Work to complete:
Reproduce the records below in full and word for word, excluding pictures.

Records for the task:
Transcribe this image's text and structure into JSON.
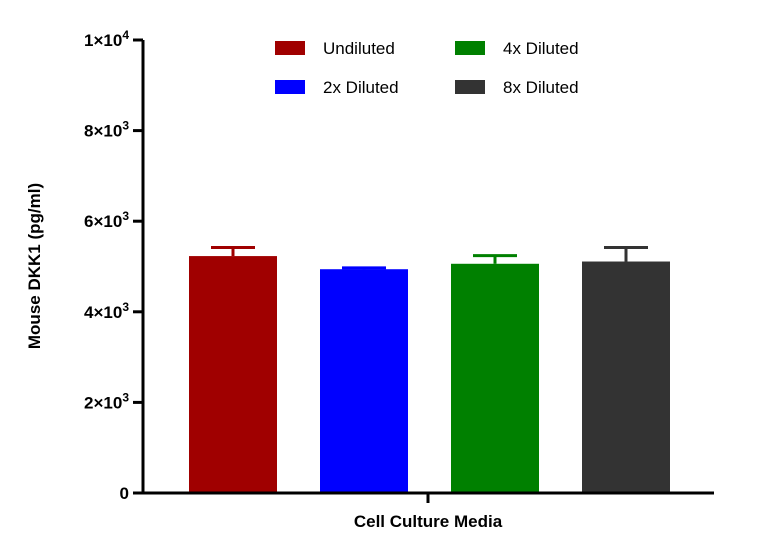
{
  "chart_data": {
    "type": "bar",
    "xlabel": "Cell Culture Media",
    "ylabel": "Mouse DKK1 (pg/ml)",
    "ylim": [
      0,
      10000
    ],
    "yticks": [
      {
        "value": 0,
        "mantissa": "0",
        "exp": ""
      },
      {
        "value": 2000,
        "mantissa": "2×10",
        "exp": "3"
      },
      {
        "value": 4000,
        "mantissa": "4×10",
        "exp": "3"
      },
      {
        "value": 6000,
        "mantissa": "6×10",
        "exp": "3"
      },
      {
        "value": 8000,
        "mantissa": "8×10",
        "exp": "3"
      },
      {
        "value": 10000,
        "mantissa": "1×10",
        "exp": "4"
      }
    ],
    "grid": false,
    "legend_position": "top",
    "series": [
      {
        "name": "Undiluted",
        "value": 5230,
        "error": 190,
        "color": "#A00000"
      },
      {
        "name": "2x Diluted",
        "value": 4940,
        "error": 30,
        "color": "#0000FF"
      },
      {
        "name": "4x Diluted",
        "value": 5060,
        "error": 180,
        "color": "#008000"
      },
      {
        "name": "8x Diluted",
        "value": 5110,
        "error": 310,
        "color": "#333333"
      }
    ]
  }
}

Output:
Transcribe this image's text and structure into JSON.
{
  "chart_data": {
    "type": "bar",
    "xlabel": "Cell Culture Media",
    "ylabel": "Mouse DKK1 (pg/ml)",
    "ylim": [
      0,
      10000
    ],
    "yticks": [
      {
        "value": 0,
        "mantissa": "0",
        "exp": ""
      },
      {
        "value": 2000,
        "mantissa": "2×10",
        "exp": "3"
      },
      {
        "value": 4000,
        "mantissa": "4×10",
        "exp": "3"
      },
      {
        "value": 6000,
        "mantissa": "6×10",
        "exp": "3"
      },
      {
        "value": 8000,
        "mantissa": "8×10",
        "exp": "3"
      },
      {
        "value": 10000,
        "mantissa": "1×10",
        "exp": "4"
      }
    ],
    "grid": false,
    "legend_position": "top",
    "series": [
      {
        "name": "Undiluted",
        "value": 5230,
        "error": 190,
        "color": "#A00000"
      },
      {
        "name": "2x Diluted",
        "value": 4940,
        "error": 30,
        "color": "#0000FF"
      },
      {
        "name": "4x Diluted",
        "value": 5060,
        "error": 180,
        "color": "#008000"
      },
      {
        "name": "8x Diluted",
        "value": 5110,
        "error": 310,
        "color": "#333333"
      }
    ]
  }
}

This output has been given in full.